(Collection entries)
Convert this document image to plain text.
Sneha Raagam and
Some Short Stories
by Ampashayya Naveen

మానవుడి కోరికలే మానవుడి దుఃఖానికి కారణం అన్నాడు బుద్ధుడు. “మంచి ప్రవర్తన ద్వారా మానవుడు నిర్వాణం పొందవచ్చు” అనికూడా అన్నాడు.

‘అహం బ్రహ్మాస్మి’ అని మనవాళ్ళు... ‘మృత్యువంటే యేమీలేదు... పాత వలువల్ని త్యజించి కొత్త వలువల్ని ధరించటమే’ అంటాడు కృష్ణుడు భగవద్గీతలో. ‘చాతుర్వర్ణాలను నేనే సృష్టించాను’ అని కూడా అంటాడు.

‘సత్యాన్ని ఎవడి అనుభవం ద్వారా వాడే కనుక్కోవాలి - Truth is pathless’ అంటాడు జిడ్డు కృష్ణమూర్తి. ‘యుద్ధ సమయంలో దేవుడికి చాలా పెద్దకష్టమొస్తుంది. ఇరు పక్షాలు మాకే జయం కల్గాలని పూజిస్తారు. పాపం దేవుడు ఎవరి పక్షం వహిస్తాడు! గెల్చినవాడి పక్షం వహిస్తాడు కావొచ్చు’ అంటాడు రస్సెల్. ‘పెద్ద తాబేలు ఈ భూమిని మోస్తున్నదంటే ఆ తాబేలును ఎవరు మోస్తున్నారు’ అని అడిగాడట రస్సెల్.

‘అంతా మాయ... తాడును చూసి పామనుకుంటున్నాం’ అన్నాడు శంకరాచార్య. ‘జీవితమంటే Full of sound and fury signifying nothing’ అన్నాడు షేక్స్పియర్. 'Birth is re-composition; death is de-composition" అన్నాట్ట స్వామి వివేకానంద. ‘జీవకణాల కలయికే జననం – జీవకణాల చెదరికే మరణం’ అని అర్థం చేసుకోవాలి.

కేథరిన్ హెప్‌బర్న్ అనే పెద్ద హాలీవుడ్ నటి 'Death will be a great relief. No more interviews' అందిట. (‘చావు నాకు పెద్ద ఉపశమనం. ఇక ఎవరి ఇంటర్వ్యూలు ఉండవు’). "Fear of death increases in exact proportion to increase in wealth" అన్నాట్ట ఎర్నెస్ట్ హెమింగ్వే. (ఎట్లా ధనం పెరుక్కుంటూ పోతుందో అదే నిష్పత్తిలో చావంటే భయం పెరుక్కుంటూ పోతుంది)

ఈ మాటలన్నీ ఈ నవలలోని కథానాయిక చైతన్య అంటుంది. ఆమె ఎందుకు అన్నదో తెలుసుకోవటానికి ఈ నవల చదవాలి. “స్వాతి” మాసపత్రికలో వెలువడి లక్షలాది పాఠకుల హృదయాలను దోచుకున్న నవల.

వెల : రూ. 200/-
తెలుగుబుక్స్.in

• To do: Copy each line holding the word "death" from the listing above.

• Task solution:
‘అంతా మాయ... తాడును చూసి పామనుకుంటున్నాం’ అన్నాడు శంకరాచార్య. ‘జీవితమంటే Full of sound and fury signifying nothing’ అన్నాడు షేక్స్పియర్. 'Birth is re-composition; death is de-composition" అన్నాట్ట స్వామి వివేకానంద. ‘జీవకణాల కలయికే జననం – జీవకణాల చెదరికే మరణం’ అని అర్థం చేసుకోవాలి.
కేథరిన్ హెప్‌బర్న్ అనే పెద్ద హాలీవుడ్ నటి 'Death will be a great relief. No more interviews' అందిట. (‘చావు నాకు పెద్ద ఉపశమనం. ఇక ఎవరి ఇంటర్వ్యూలు ఉండవు’). "Fear of death increases in exact proportion to increase in wealth" అన్నాట్ట ఎర్నెస్ట్ హెమింగ్వే. (ఎట్లా ధనం పెరుక్కుంటూ పోతుందో అదే నిష్పత్తిలో చావంటే భయం పెరుక్కుంటూ పోతుంది)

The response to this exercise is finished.